▶ GIVEN EXERCISE: Write out every entry precisely as given, leaving the pictures out.
— Start of EXTRACTED INFORMATION —
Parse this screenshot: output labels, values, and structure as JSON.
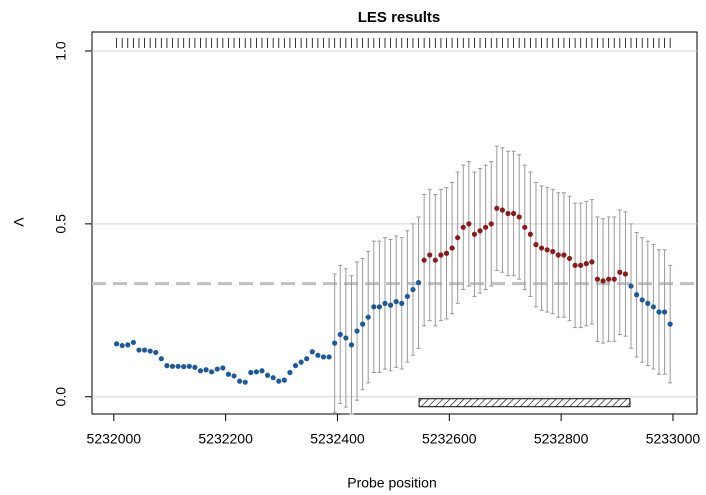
{
  "chart_data": {
    "type": "scatter",
    "title": "LES results",
    "xlabel": "Probe position",
    "ylabel": "Λ",
    "xlim": [
      5231961,
      5233043
    ],
    "ylim": [
      -0.05,
      1.055
    ],
    "xticks": [
      5232000,
      5232200,
      5232400,
      5232600,
      5232800,
      5233000
    ],
    "yticks": [
      {
        "value": 0,
        "label": "0.0"
      },
      0.5,
      {
        "value": 1,
        "label": "1.0"
      }
    ],
    "threshold": 0.327,
    "region": [
      5232546,
      5232923
    ],
    "color": "#1b5a9b",
    "region_color": "#8b1c1c",
    "error_color": "#999999",
    "x": [
      5232005,
      5232015,
      5232025,
      5232035,
      5232045,
      5232055,
      5232065,
      5232075,
      5232085,
      5232095,
      5232105,
      5232115,
      5232125,
      5232135,
      5232145,
      5232155,
      5232165,
      5232175,
      5232185,
      5232195,
      5232205,
      5232215,
      5232225,
      5232235,
      5232245,
      5232255,
      5232265,
      5232275,
      5232285,
      5232295,
      5232305,
      5232315,
      5232325,
      5232335,
      5232345,
      5232355,
      5232365,
      5232375,
      5232385,
      5232395,
      5232405,
      5232415,
      5232425,
      5232435,
      5232445,
      5232455,
      5232465,
      5232475,
      5232485,
      5232495,
      5232505,
      5232515,
      5232525,
      5232535,
      5232545,
      5232555,
      5232565,
      5232575,
      5232585,
      5232595,
      5232605,
      5232615,
      5232625,
      5232635,
      5232645,
      5232655,
      5232665,
      5232675,
      5232685,
      5232695,
      5232705,
      5232715,
      5232725,
      5232735,
      5232745,
      5232755,
      5232765,
      5232775,
      5232785,
      5232795,
      5232805,
      5232815,
      5232825,
      5232835,
      5232845,
      5232855,
      5232865,
      5232875,
      5232885,
      5232895,
      5232905,
      5232915,
      5232925,
      5232935,
      5232945,
      5232955,
      5232965,
      5232975,
      5232985,
      5232995
    ],
    "values": [
      0.153,
      0.148,
      0.15,
      0.157,
      0.135,
      0.135,
      0.132,
      0.128,
      0.11,
      0.09,
      0.088,
      0.088,
      0.087,
      0.088,
      0.085,
      0.075,
      0.078,
      0.072,
      0.08,
      0.083,
      0.065,
      0.06,
      0.045,
      0.042,
      0.07,
      0.072,
      0.075,
      0.062,
      0.055,
      0.045,
      0.048,
      0.07,
      0.09,
      0.1,
      0.11,
      0.13,
      0.12,
      0.115,
      0.115,
      0.155,
      0.18,
      0.17,
      0.15,
      0.19,
      0.21,
      0.23,
      0.26,
      0.26,
      0.27,
      0.265,
      0.275,
      0.27,
      0.29,
      0.31,
      0.33,
      0.395,
      0.41,
      0.395,
      0.41,
      0.415,
      0.43,
      0.46,
      0.49,
      0.5,
      0.47,
      0.48,
      0.49,
      0.5,
      0.545,
      0.54,
      0.53,
      0.53,
      0.52,
      0.49,
      0.47,
      0.44,
      0.43,
      0.425,
      0.42,
      0.41,
      0.41,
      0.4,
      0.38,
      0.38,
      0.385,
      0.39,
      0.34,
      0.335,
      0.34,
      0.34,
      0.36,
      0.355,
      0.32,
      0.295,
      0.28,
      0.27,
      0.26,
      0.245,
      0.245,
      0.21
    ],
    "errors": [
      null,
      null,
      null,
      null,
      null,
      null,
      null,
      null,
      null,
      null,
      null,
      null,
      null,
      null,
      null,
      null,
      null,
      null,
      null,
      null,
      null,
      null,
      null,
      null,
      null,
      null,
      null,
      null,
      null,
      null,
      null,
      null,
      null,
      null,
      null,
      null,
      null,
      null,
      null,
      0.2,
      0.2,
      0.2,
      0.2,
      0.2,
      0.19,
      0.19,
      0.19,
      0.19,
      0.19,
      0.19,
      0.19,
      0.19,
      0.19,
      0.19,
      0.19,
      0.19,
      0.19,
      0.19,
      0.19,
      0.19,
      0.19,
      0.19,
      0.18,
      0.18,
      0.18,
      0.18,
      0.18,
      0.18,
      0.18,
      0.18,
      0.18,
      0.18,
      0.18,
      0.18,
      0.18,
      0.18,
      0.18,
      0.18,
      0.18,
      0.18,
      0.18,
      0.18,
      0.18,
      0.18,
      0.18,
      0.18,
      0.18,
      0.18,
      0.18,
      0.18,
      0.18,
      0.18,
      0.18,
      0.18,
      0.18,
      0.18,
      0.18,
      0.18,
      0.18,
      0.17
    ]
  }
}
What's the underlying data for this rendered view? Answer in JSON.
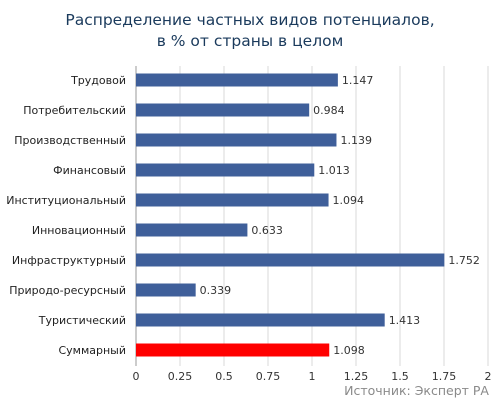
{
  "chart_data": {
    "type": "bar",
    "orientation": "horizontal",
    "title": [
      "Распределение частных видов потенциалов,",
      "в % от страны в целом"
    ],
    "categories": [
      "Трудовой",
      "Потребительский",
      "Производственный",
      "Финансовый",
      "Институциональный",
      "Инновационный",
      "Инфраструктурный",
      "Природо-ресурсный",
      "Туристический",
      "Суммарный"
    ],
    "values": [
      1.147,
      0.984,
      1.139,
      1.013,
      1.094,
      0.633,
      1.752,
      0.339,
      1.413,
      1.098
    ],
    "value_labels": [
      "1.147",
      "0.984",
      "1.139",
      "1.013",
      "1.094",
      "0.633",
      "1.752",
      "0.339",
      "1.413",
      "1.098"
    ],
    "xlim": [
      0,
      2
    ],
    "xticks": [
      "0",
      "0.25",
      "0.5",
      "0.75",
      "1",
      "1.25",
      "1.5",
      "1.75",
      "2"
    ],
    "grid": true,
    "bar_color": "#3f5f9a",
    "highlight_color": "#ff0000",
    "highlight_category": "Суммарный",
    "source": "Источник: Эксперт РА"
  }
}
— End of EXTRACTED INFORMATION —
▶ FINISHED ANSWER:
Parse this screenshot: output labels, values, and structure as JSON.
{
  "chart_data": {
    "type": "scatter",
    "title": "LES results",
    "xlabel": "Probe position",
    "ylabel": "Λ",
    "xlim": [
      5231961,
      5233043
    ],
    "ylim": [
      -0.05,
      1.055
    ],
    "xticks": [
      5232000,
      5232200,
      5232400,
      5232600,
      5232800,
      5233000
    ],
    "yticks": [
      {
        "value": 0,
        "label": "0.0"
      },
      0.5,
      {
        "value": 1,
        "label": "1.0"
      }
    ],
    "threshold": 0.327,
    "region": [
      5232546,
      5232923
    ],
    "color": "#1b5a9b",
    "region_color": "#8b1c1c",
    "error_color": "#999999",
    "x": [
      5232005,
      5232015,
      5232025,
      5232035,
      5232045,
      5232055,
      5232065,
      5232075,
      5232085,
      5232095,
      5232105,
      5232115,
      5232125,
      5232135,
      5232145,
      5232155,
      5232165,
      5232175,
      5232185,
      5232195,
      5232205,
      5232215,
      5232225,
      5232235,
      5232245,
      5232255,
      5232265,
      5232275,
      5232285,
      5232295,
      5232305,
      5232315,
      5232325,
      5232335,
      5232345,
      5232355,
      5232365,
      5232375,
      5232385,
      5232395,
      5232405,
      5232415,
      5232425,
      5232435,
      5232445,
      5232455,
      5232465,
      5232475,
      5232485,
      5232495,
      5232505,
      5232515,
      5232525,
      5232535,
      5232545,
      5232555,
      5232565,
      5232575,
      5232585,
      5232595,
      5232605,
      5232615,
      5232625,
      5232635,
      5232645,
      5232655,
      5232665,
      5232675,
      5232685,
      5232695,
      5232705,
      5232715,
      5232725,
      5232735,
      5232745,
      5232755,
      5232765,
      5232775,
      5232785,
      5232795,
      5232805,
      5232815,
      5232825,
      5232835,
      5232845,
      5232855,
      5232865,
      5232875,
      5232885,
      5232895,
      5232905,
      5232915,
      5232925,
      5232935,
      5232945,
      5232955,
      5232965,
      5232975,
      5232985,
      5232995
    ],
    "values": [
      0.153,
      0.148,
      0.15,
      0.157,
      0.135,
      0.135,
      0.132,
      0.128,
      0.11,
      0.09,
      0.088,
      0.088,
      0.087,
      0.088,
      0.085,
      0.075,
      0.078,
      0.072,
      0.08,
      0.083,
      0.065,
      0.06,
      0.045,
      0.042,
      0.07,
      0.072,
      0.075,
      0.062,
      0.055,
      0.045,
      0.048,
      0.07,
      0.09,
      0.1,
      0.11,
      0.13,
      0.12,
      0.115,
      0.115,
      0.155,
      0.18,
      0.17,
      0.15,
      0.19,
      0.21,
      0.23,
      0.26,
      0.26,
      0.27,
      0.265,
      0.275,
      0.27,
      0.29,
      0.31,
      0.33,
      0.395,
      0.41,
      0.395,
      0.41,
      0.415,
      0.43,
      0.46,
      0.49,
      0.5,
      0.47,
      0.48,
      0.49,
      0.5,
      0.545,
      0.54,
      0.53,
      0.53,
      0.52,
      0.49,
      0.47,
      0.44,
      0.43,
      0.425,
      0.42,
      0.41,
      0.41,
      0.4,
      0.38,
      0.38,
      0.385,
      0.39,
      0.34,
      0.335,
      0.34,
      0.34,
      0.36,
      0.355,
      0.32,
      0.295,
      0.28,
      0.27,
      0.26,
      0.245,
      0.245,
      0.21
    ],
    "errors": [
      null,
      null,
      null,
      null,
      null,
      null,
      null,
      null,
      null,
      null,
      null,
      null,
      null,
      null,
      null,
      null,
      null,
      null,
      null,
      null,
      null,
      null,
      null,
      null,
      null,
      null,
      null,
      null,
      null,
      null,
      null,
      null,
      null,
      null,
      null,
      null,
      null,
      null,
      null,
      0.2,
      0.2,
      0.2,
      0.2,
      0.2,
      0.19,
      0.19,
      0.19,
      0.19,
      0.19,
      0.19,
      0.19,
      0.19,
      0.19,
      0.19,
      0.19,
      0.19,
      0.19,
      0.19,
      0.19,
      0.19,
      0.19,
      0.19,
      0.18,
      0.18,
      0.18,
      0.18,
      0.18,
      0.18,
      0.18,
      0.18,
      0.18,
      0.18,
      0.18,
      0.18,
      0.18,
      0.18,
      0.18,
      0.18,
      0.18,
      0.18,
      0.18,
      0.18,
      0.18,
      0.18,
      0.18,
      0.18,
      0.18,
      0.18,
      0.18,
      0.18,
      0.18,
      0.18,
      0.18,
      0.18,
      0.18,
      0.18,
      0.18,
      0.18,
      0.18,
      0.17
    ]
  }
}
What's the underlying data for this rendered view? Answer in JSON.
{
  "chart_data": {
    "type": "bar",
    "orientation": "horizontal",
    "title": [
      "Распределение частных видов потенциалов,",
      "в % от страны в целом"
    ],
    "categories": [
      "Трудовой",
      "Потребительский",
      "Производственный",
      "Финансовый",
      "Институциональный",
      "Инновационный",
      "Инфраструктурный",
      "Природо-ресурсный",
      "Туристический",
      "Суммарный"
    ],
    "values": [
      1.147,
      0.984,
      1.139,
      1.013,
      1.094,
      0.633,
      1.752,
      0.339,
      1.413,
      1.098
    ],
    "value_labels": [
      "1.147",
      "0.984",
      "1.139",
      "1.013",
      "1.094",
      "0.633",
      "1.752",
      "0.339",
      "1.413",
      "1.098"
    ],
    "xlim": [
      0,
      2
    ],
    "xticks": [
      "0",
      "0.25",
      "0.5",
      "0.75",
      "1",
      "1.25",
      "1.5",
      "1.75",
      "2"
    ],
    "grid": true,
    "bar_color": "#3f5f9a",
    "highlight_color": "#ff0000",
    "highlight_category": "Суммарный",
    "source": "Источник: Эксперт РА"
  }
}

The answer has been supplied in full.